THE REQUEST: Repeat the records below exactly.
--- BEGIN TASK DATA ---
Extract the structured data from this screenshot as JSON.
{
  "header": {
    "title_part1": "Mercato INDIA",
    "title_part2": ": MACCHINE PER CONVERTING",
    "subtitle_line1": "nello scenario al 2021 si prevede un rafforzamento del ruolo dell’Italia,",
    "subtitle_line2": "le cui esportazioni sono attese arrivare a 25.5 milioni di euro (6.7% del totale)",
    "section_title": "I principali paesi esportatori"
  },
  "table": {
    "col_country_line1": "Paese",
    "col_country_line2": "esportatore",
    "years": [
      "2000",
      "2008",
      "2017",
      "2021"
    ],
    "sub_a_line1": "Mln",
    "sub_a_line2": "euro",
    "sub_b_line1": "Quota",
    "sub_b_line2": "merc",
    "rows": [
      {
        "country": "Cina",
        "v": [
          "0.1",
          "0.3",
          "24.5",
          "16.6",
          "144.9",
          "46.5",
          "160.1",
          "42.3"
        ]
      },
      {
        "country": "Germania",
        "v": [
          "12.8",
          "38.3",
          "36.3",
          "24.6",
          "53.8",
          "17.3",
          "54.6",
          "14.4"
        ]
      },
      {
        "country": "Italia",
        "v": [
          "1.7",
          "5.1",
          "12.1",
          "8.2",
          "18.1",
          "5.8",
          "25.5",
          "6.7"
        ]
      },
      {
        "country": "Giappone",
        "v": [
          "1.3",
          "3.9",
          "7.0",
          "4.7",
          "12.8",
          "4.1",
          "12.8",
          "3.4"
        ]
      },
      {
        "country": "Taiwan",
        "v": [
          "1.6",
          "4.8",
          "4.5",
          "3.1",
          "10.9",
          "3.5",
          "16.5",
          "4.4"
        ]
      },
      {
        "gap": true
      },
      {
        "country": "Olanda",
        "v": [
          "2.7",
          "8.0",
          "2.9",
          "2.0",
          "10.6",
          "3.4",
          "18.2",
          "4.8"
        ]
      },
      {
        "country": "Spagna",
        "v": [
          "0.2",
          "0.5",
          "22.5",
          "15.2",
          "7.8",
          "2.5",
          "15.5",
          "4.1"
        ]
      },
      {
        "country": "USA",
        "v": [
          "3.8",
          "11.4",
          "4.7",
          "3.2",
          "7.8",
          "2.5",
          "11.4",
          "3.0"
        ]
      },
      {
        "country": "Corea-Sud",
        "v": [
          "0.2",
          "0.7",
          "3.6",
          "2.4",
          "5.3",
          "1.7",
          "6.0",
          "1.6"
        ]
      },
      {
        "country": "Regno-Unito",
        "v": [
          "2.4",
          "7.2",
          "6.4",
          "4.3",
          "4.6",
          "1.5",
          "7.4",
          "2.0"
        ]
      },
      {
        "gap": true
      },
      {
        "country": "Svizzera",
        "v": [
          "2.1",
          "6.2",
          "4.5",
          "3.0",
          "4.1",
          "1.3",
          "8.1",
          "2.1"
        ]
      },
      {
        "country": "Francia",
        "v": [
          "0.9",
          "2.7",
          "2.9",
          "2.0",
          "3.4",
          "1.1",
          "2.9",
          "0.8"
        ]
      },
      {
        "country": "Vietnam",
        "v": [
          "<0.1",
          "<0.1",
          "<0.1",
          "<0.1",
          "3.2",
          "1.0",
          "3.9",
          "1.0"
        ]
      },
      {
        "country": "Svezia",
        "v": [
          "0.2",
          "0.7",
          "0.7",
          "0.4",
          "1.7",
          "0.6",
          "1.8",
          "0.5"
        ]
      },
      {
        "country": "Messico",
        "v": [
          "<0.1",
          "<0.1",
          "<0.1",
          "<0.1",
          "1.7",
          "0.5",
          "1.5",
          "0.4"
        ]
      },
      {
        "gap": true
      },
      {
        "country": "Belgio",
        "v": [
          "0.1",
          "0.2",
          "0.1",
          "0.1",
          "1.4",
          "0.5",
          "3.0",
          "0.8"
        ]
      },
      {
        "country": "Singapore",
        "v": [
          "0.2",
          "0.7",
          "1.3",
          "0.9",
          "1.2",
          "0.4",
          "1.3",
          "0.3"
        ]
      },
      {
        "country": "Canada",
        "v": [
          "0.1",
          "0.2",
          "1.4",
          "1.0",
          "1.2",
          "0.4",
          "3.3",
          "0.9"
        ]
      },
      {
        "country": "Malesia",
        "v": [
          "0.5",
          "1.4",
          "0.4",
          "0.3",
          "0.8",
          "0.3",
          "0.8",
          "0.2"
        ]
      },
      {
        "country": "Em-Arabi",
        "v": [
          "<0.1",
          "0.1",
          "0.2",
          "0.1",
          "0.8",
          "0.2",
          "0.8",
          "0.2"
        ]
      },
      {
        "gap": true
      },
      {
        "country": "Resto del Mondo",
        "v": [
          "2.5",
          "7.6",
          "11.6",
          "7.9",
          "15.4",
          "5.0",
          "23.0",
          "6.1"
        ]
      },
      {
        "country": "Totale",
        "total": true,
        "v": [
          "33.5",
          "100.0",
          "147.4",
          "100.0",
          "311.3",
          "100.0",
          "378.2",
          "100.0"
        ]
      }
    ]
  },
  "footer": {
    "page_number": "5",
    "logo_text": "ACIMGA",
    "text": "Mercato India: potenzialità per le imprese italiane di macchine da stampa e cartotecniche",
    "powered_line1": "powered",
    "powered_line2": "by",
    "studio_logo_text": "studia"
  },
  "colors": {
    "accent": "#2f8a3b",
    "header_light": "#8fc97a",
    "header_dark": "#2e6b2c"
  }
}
--- END TASK DATA ---
RESULT:
Extract the structured data from this screenshot as JSON.
{
  "header": {
    "title_part1": "Mercato INDIA",
    "title_part2": ": MACCHINE PER CONVERTING",
    "subtitle_line1": "nello scenario al 2021 si prevede un rafforzamento del ruolo dell’Italia,",
    "subtitle_line2": "le cui esportazioni sono attese arrivare a 25.5 milioni di euro (6.7% del totale)",
    "section_title": "I principali paesi esportatori"
  },
  "table": {
    "col_country_line1": "Paese",
    "col_country_line2": "esportatore",
    "years": [
      "2000",
      "2008",
      "2017",
      "2021"
    ],
    "sub_a_line1": "Mln",
    "sub_a_line2": "euro",
    "sub_b_line1": "Quota",
    "sub_b_line2": "merc",
    "rows": [
      {
        "country": "Cina",
        "v": [
          "0.1",
          "0.3",
          "24.5",
          "16.6",
          "144.9",
          "46.5",
          "160.1",
          "42.3"
        ]
      },
      {
        "country": "Germania",
        "v": [
          "12.8",
          "38.3",
          "36.3",
          "24.6",
          "53.8",
          "17.3",
          "54.6",
          "14.4"
        ]
      },
      {
        "country": "Italia",
        "v": [
          "1.7",
          "5.1",
          "12.1",
          "8.2",
          "18.1",
          "5.8",
          "25.5",
          "6.7"
        ]
      },
      {
        "country": "Giappone",
        "v": [
          "1.3",
          "3.9",
          "7.0",
          "4.7",
          "12.8",
          "4.1",
          "12.8",
          "3.4"
        ]
      },
      {
        "country": "Taiwan",
        "v": [
          "1.6",
          "4.8",
          "4.5",
          "3.1",
          "10.9",
          "3.5",
          "16.5",
          "4.4"
        ]
      },
      {
        "gap": true
      },
      {
        "country": "Olanda",
        "v": [
          "2.7",
          "8.0",
          "2.9",
          "2.0",
          "10.6",
          "3.4",
          "18.2",
          "4.8"
        ]
      },
      {
        "country": "Spagna",
        "v": [
          "0.2",
          "0.5",
          "22.5",
          "15.2",
          "7.8",
          "2.5",
          "15.5",
          "4.1"
        ]
      },
      {
        "country": "USA",
        "v": [
          "3.8",
          "11.4",
          "4.7",
          "3.2",
          "7.8",
          "2.5",
          "11.4",
          "3.0"
        ]
      },
      {
        "country": "Corea-Sud",
        "v": [
          "0.2",
          "0.7",
          "3.6",
          "2.4",
          "5.3",
          "1.7",
          "6.0",
          "1.6"
        ]
      },
      {
        "country": "Regno-Unito",
        "v": [
          "2.4",
          "7.2",
          "6.4",
          "4.3",
          "4.6",
          "1.5",
          "7.4",
          "2.0"
        ]
      },
      {
        "gap": true
      },
      {
        "country": "Svizzera",
        "v": [
          "2.1",
          "6.2",
          "4.5",
          "3.0",
          "4.1",
          "1.3",
          "8.1",
          "2.1"
        ]
      },
      {
        "country": "Francia",
        "v": [
          "0.9",
          "2.7",
          "2.9",
          "2.0",
          "3.4",
          "1.1",
          "2.9",
          "0.8"
        ]
      },
      {
        "country": "Vietnam",
        "v": [
          "<0.1",
          "<0.1",
          "<0.1",
          "<0.1",
          "3.2",
          "1.0",
          "3.9",
          "1.0"
        ]
      },
      {
        "country": "Svezia",
        "v": [
          "0.2",
          "0.7",
          "0.7",
          "0.4",
          "1.7",
          "0.6",
          "1.8",
          "0.5"
        ]
      },
      {
        "country": "Messico",
        "v": [
          "<0.1",
          "<0.1",
          "<0.1",
          "<0.1",
          "1.7",
          "0.5",
          "1.5",
          "0.4"
        ]
      },
      {
        "gap": true
      },
      {
        "country": "Belgio",
        "v": [
          "0.1",
          "0.2",
          "0.1",
          "0.1",
          "1.4",
          "0.5",
          "3.0",
          "0.8"
        ]
      },
      {
        "country": "Singapore",
        "v": [
          "0.2",
          "0.7",
          "1.3",
          "0.9",
          "1.2",
          "0.4",
          "1.3",
          "0.3"
        ]
      },
      {
        "country": "Canada",
        "v": [
          "0.1",
          "0.2",
          "1.4",
          "1.0",
          "1.2",
          "0.4",
          "3.3",
          "0.9"
        ]
      },
      {
        "country": "Malesia",
        "v": [
          "0.5",
          "1.4",
          "0.4",
          "0.3",
          "0.8",
          "0.3",
          "0.8",
          "0.2"
        ]
      },
      {
        "country": "Em-Arabi",
        "v": [
          "<0.1",
          "0.1",
          "0.2",
          "0.1",
          "0.8",
          "0.2",
          "0.8",
          "0.2"
        ]
      },
      {
        "gap": true
      },
      {
        "country": "Resto del Mondo",
        "v": [
          "2.5",
          "7.6",
          "11.6",
          "7.9",
          "15.4",
          "5.0",
          "23.0",
          "6.1"
        ]
      },
      {
        "country": "Totale",
        "total": true,
        "v": [
          "33.5",
          "100.0",
          "147.4",
          "100.0",
          "311.3",
          "100.0",
          "378.2",
          "100.0"
        ]
      }
    ]
  },
  "footer": {
    "page_number": "5",
    "logo_text": "ACIMGA",
    "text": "Mercato India: potenzialità per le imprese italiane di macchine da stampa e cartotecniche",
    "powered_line1": "powered",
    "powered_line2": "by",
    "studio_logo_text": "studia"
  },
  "colors": {
    "accent": "#2f8a3b",
    "header_light": "#8fc97a",
    "header_dark": "#2e6b2c"
  }
}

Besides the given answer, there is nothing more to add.